Set problem:
Provide an exact copy of the data, excluding the images.

Records shown:

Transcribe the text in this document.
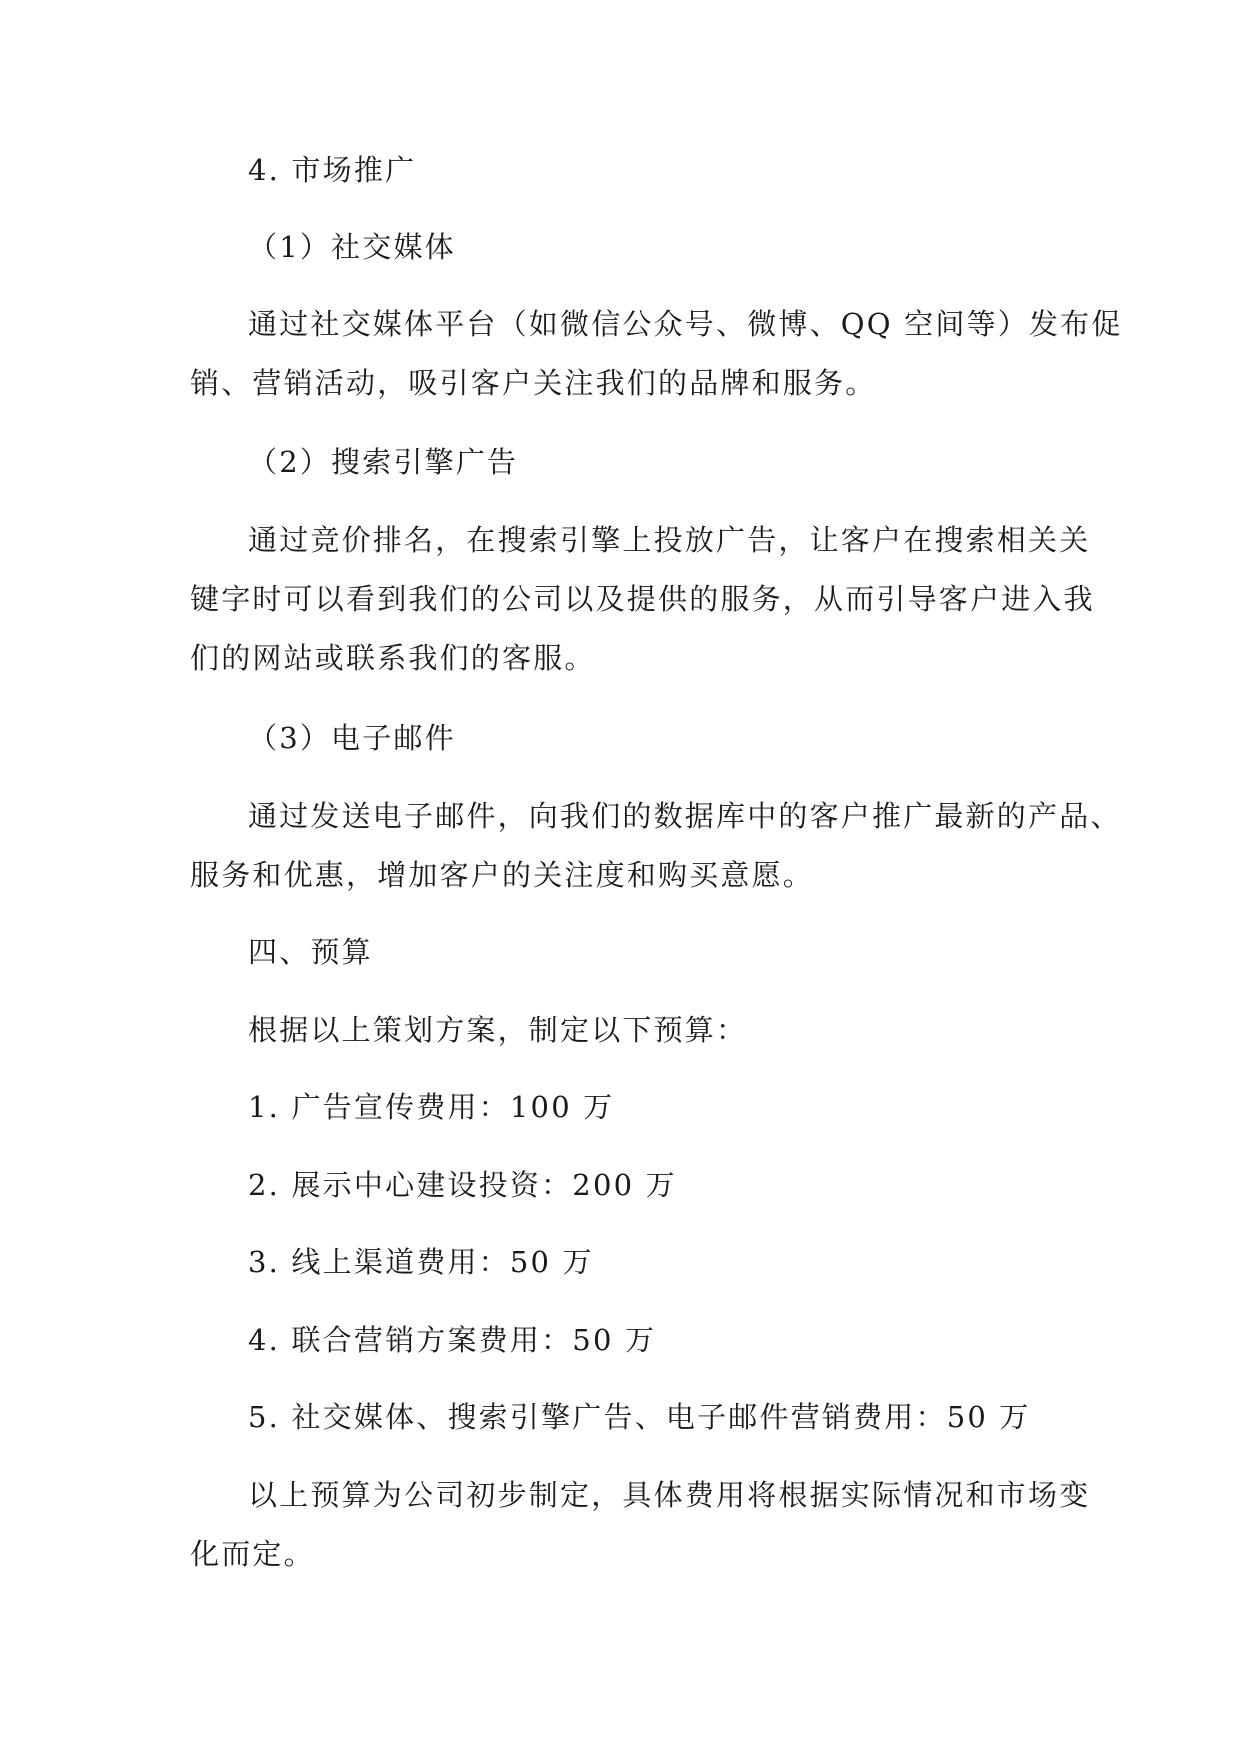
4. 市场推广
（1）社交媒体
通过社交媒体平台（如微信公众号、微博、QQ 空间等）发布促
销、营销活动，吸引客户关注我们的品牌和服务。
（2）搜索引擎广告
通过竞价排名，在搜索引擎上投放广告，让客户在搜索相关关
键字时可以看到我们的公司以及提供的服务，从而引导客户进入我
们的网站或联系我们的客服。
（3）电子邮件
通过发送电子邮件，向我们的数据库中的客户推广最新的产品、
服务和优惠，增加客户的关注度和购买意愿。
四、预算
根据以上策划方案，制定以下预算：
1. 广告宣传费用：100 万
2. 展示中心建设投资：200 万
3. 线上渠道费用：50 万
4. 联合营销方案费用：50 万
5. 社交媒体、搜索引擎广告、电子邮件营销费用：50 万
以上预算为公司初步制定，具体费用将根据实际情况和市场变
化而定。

Answer to the problem:
Transcribe the text in this document.
4. 市场推广
（1）社交媒体
通过社交媒体平台（如微信公众号、微博、QQ 空间等）发布促
销、营销活动，吸引客户关注我们的品牌和服务。
（2）搜索引擎广告
通过竞价排名，在搜索引擎上投放广告，让客户在搜索相关关
键字时可以看到我们的公司以及提供的服务，从而引导客户进入我
们的网站或联系我们的客服。
（3）电子邮件
通过发送电子邮件，向我们的数据库中的客户推广最新的产品、
服务和优惠，增加客户的关注度和购买意愿。
四、预算
根据以上策划方案，制定以下预算：
1. 广告宣传费用：100 万
2. 展示中心建设投资：200 万
3. 线上渠道费用：50 万
4. 联合营销方案费用：50 万
5. 社交媒体、搜索引擎广告、电子邮件营销费用：50 万
以上预算为公司初步制定，具体费用将根据实际情况和市场变
化而定。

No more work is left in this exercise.